> **AUFGABENSTELLUNG**
Filtere die folgenden Datensätze und übernimm jede Zeile, in der die Zeichenfolge "extension" vorkommt. Achte dabei auf Groß- und Kleinschreibung.

Datensätze zu Layoutbereichen
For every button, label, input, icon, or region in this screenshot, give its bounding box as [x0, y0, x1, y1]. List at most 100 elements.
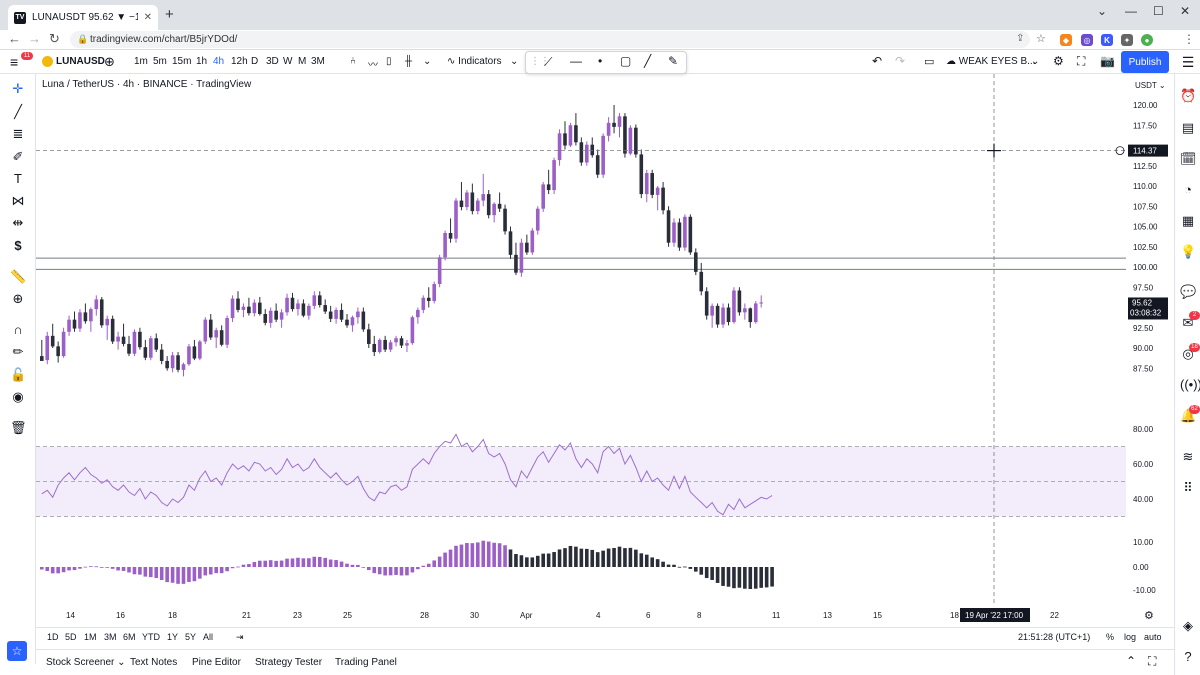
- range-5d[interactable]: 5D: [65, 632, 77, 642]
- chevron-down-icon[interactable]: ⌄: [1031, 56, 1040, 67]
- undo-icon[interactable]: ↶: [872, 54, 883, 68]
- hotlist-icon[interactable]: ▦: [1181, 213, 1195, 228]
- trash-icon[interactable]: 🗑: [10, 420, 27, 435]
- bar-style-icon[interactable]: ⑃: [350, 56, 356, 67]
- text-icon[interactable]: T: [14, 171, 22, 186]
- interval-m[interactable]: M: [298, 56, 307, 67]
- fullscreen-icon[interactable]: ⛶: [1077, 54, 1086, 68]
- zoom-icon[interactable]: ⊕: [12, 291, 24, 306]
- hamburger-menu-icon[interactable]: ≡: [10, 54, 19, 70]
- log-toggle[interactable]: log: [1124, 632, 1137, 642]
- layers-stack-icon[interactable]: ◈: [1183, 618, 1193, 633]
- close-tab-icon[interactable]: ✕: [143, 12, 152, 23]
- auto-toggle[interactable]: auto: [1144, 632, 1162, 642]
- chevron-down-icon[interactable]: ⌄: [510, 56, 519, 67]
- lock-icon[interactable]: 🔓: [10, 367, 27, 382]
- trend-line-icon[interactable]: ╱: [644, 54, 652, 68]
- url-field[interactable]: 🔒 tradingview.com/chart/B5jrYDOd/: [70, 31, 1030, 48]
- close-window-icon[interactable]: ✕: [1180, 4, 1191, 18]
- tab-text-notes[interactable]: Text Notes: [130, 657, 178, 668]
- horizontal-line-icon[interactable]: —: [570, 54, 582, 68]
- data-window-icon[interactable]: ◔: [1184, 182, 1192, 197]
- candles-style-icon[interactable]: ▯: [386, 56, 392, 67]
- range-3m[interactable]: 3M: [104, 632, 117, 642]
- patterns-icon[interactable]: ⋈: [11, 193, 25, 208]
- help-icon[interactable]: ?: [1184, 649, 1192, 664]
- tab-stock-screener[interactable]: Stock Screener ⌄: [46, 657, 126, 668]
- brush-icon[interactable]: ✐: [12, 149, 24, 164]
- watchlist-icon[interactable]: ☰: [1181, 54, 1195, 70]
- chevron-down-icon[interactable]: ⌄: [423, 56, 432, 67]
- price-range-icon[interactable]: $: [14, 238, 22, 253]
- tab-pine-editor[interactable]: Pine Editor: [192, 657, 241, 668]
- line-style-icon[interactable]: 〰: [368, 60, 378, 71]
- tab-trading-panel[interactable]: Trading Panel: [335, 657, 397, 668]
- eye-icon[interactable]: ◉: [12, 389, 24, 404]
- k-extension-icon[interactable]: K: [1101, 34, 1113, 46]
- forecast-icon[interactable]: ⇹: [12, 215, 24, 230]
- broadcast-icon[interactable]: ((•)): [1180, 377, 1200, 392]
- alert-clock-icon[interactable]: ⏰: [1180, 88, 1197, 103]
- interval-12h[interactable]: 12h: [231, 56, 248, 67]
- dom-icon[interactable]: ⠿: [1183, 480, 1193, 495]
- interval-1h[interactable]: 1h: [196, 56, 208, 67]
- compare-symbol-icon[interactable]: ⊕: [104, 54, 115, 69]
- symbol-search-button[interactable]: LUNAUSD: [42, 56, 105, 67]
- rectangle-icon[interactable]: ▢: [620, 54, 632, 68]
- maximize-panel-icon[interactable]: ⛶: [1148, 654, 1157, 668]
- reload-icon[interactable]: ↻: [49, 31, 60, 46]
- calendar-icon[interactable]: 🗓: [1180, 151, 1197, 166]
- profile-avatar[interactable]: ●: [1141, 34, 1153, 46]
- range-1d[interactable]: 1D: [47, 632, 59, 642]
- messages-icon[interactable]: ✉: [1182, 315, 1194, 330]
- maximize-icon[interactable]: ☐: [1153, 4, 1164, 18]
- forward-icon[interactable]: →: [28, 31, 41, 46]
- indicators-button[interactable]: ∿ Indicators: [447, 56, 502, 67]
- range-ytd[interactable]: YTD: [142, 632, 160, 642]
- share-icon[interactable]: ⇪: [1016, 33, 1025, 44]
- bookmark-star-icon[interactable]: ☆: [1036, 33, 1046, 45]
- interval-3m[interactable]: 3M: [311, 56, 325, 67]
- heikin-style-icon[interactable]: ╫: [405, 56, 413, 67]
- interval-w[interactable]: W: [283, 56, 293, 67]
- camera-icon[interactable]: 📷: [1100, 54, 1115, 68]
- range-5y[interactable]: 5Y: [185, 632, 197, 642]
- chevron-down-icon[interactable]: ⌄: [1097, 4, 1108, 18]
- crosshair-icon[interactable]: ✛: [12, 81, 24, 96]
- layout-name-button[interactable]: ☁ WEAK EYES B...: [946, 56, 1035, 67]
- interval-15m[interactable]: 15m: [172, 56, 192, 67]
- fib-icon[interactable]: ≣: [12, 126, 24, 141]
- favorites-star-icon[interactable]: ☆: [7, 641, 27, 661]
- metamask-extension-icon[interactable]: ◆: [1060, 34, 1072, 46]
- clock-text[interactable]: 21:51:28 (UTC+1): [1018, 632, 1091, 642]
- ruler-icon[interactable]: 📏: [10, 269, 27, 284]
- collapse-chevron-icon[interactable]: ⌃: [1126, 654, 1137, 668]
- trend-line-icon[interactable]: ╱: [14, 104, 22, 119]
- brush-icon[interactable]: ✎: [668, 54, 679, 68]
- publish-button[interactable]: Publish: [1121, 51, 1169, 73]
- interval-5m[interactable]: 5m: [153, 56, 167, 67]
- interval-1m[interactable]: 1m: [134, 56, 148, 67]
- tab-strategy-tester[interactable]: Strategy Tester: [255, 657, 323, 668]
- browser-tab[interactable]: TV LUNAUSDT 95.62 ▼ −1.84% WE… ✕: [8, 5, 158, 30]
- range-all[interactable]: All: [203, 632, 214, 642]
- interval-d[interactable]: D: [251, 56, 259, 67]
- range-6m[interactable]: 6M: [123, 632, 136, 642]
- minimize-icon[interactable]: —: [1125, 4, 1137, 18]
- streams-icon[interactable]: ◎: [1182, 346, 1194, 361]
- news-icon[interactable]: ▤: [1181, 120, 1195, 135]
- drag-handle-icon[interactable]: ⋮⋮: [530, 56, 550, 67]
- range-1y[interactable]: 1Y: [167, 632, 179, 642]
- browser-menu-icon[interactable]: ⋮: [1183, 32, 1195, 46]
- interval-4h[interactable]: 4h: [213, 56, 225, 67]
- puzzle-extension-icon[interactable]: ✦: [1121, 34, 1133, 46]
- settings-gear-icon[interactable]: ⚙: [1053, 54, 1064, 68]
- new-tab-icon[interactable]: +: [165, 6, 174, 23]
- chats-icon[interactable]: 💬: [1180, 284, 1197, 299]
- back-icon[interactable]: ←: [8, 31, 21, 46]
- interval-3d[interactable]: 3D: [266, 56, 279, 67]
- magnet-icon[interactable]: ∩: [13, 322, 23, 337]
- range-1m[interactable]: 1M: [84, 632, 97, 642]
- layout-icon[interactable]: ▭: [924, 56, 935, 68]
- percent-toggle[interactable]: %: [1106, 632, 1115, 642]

> **VOLLSTÄNDIGE ANTWORT**
- k-extension-icon[interactable]: K: [1101, 34, 1113, 46]
- metamask-extension-icon[interactable]: ◆: [1060, 34, 1072, 46]
- puzzle-extension-icon[interactable]: ✦: [1121, 34, 1133, 46]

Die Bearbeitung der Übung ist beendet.